**Objective**: List, from the lines below, each one with "JSON" in it.

Dataset records on visual material:
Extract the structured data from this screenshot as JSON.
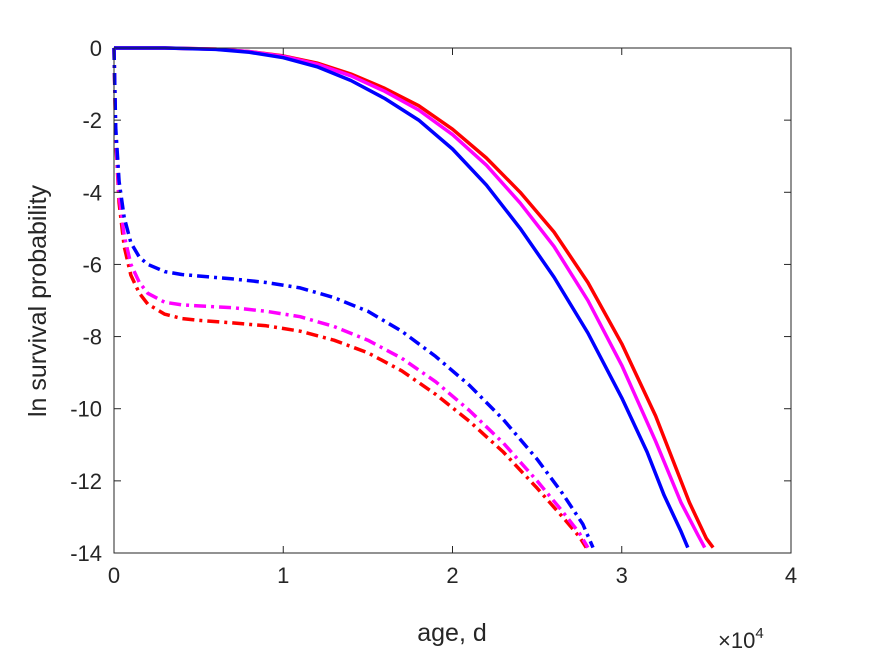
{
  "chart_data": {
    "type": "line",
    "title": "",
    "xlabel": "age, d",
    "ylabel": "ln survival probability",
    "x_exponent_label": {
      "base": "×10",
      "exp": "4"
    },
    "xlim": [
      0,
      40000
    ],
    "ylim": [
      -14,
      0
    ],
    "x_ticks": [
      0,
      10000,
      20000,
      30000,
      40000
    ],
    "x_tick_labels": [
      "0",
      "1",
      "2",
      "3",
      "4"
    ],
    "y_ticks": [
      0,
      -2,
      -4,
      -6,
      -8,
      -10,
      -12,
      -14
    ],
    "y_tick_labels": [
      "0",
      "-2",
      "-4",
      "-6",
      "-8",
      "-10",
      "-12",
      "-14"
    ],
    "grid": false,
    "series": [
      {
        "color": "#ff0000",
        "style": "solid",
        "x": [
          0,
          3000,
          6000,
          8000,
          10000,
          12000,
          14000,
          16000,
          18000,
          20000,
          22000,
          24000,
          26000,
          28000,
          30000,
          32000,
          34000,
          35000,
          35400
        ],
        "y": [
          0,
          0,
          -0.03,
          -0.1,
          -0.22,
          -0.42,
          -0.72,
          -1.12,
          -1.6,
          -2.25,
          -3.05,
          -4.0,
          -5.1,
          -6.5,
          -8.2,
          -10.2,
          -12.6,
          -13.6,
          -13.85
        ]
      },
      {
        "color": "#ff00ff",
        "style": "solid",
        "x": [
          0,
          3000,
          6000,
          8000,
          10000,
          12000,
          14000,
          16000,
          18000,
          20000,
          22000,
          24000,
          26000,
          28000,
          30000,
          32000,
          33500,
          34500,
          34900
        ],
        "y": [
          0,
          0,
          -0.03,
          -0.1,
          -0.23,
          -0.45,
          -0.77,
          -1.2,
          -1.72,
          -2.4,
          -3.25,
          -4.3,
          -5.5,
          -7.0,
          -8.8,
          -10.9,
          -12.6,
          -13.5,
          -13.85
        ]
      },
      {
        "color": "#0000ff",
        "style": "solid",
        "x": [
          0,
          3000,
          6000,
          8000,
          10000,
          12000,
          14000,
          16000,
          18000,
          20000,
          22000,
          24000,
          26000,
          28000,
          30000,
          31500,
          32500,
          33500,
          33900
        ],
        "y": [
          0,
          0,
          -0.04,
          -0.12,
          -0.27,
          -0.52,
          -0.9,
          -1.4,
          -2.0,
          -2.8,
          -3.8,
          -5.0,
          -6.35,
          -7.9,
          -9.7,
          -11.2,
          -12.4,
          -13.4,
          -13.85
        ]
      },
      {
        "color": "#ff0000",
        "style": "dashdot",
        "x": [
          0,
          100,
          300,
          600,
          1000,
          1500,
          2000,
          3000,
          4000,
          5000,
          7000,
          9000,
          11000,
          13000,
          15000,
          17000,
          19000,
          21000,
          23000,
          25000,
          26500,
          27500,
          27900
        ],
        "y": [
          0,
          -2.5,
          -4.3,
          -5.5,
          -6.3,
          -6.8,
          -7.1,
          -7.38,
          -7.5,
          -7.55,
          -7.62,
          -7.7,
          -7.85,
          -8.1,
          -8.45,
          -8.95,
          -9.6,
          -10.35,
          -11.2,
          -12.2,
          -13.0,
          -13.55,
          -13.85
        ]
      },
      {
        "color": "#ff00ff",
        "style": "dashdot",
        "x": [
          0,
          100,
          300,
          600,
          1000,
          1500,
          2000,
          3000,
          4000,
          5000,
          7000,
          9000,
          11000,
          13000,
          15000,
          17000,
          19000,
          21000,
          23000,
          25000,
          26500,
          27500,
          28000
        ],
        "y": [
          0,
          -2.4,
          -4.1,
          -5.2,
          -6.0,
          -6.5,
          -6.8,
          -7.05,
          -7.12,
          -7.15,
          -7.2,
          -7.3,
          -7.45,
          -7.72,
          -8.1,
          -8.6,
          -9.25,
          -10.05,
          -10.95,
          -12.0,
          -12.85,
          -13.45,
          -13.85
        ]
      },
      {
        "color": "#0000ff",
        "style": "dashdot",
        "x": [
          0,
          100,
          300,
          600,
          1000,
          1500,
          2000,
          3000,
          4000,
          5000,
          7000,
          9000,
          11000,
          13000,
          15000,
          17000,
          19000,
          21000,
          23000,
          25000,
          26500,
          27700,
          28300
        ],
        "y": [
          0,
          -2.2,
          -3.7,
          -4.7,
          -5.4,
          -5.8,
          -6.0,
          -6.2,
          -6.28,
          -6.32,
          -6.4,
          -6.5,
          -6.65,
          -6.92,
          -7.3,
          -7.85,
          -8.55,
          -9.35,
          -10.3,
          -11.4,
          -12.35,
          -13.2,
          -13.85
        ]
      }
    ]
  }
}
* * *
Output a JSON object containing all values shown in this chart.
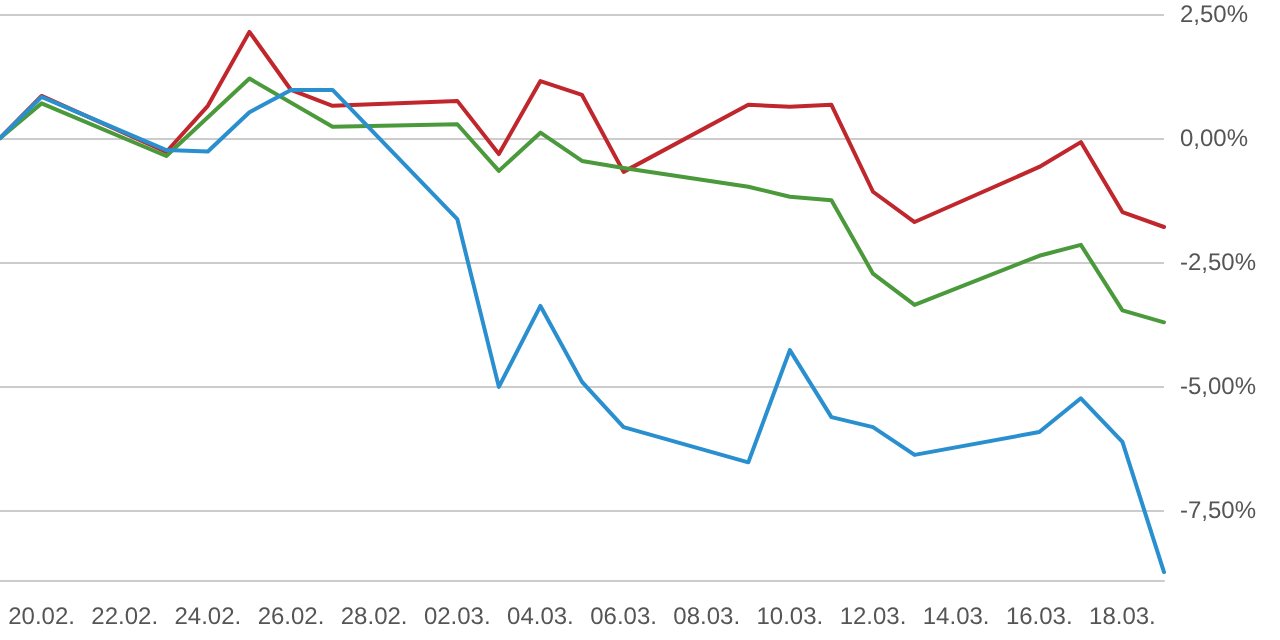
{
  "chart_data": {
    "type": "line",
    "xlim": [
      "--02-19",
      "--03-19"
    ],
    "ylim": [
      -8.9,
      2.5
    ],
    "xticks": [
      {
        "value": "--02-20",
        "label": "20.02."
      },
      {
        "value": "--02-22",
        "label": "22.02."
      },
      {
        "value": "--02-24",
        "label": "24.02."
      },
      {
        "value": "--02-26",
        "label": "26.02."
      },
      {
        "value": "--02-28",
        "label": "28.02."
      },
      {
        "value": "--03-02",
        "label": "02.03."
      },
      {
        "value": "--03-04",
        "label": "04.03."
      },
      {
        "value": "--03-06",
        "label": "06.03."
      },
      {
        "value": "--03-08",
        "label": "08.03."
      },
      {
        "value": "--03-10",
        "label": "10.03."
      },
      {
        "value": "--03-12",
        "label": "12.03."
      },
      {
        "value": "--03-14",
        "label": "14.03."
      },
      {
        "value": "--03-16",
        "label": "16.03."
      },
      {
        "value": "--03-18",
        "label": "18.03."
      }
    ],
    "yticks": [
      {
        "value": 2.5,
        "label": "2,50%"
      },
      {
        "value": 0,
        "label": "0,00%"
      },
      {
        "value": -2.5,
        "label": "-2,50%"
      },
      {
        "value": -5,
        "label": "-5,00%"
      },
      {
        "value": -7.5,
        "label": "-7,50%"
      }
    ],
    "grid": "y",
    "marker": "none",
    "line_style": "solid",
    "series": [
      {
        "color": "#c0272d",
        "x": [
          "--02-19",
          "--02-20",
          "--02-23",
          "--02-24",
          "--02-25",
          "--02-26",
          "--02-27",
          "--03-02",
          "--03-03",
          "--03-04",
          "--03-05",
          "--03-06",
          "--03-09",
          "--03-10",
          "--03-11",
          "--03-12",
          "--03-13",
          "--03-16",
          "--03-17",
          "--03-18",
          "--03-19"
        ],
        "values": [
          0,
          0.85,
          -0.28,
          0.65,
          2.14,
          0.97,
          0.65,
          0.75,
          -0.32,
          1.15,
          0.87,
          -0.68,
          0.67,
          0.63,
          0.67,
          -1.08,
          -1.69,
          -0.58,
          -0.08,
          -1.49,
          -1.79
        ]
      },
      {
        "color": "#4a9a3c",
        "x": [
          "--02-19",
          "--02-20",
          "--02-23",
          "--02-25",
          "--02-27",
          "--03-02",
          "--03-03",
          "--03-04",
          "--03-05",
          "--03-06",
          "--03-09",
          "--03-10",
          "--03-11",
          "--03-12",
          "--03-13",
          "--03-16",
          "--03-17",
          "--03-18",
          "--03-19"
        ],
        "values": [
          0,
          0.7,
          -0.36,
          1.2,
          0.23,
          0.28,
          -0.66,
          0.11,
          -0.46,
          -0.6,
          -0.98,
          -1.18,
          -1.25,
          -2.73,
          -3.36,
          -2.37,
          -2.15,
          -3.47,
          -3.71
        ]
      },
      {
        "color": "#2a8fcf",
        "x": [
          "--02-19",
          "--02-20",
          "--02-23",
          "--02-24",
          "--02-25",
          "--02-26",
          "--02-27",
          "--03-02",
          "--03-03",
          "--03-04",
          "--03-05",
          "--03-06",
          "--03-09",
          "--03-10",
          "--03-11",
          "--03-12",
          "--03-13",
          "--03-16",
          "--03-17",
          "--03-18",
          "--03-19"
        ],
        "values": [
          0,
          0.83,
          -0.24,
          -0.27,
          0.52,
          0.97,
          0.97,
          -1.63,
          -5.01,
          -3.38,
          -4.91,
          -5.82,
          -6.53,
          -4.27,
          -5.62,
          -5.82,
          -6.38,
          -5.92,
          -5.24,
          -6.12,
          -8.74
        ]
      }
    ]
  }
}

**Output for this task**:
Extract the structured data from this screenshot as JSON.
Output a JSON object containing all values shown in this chart.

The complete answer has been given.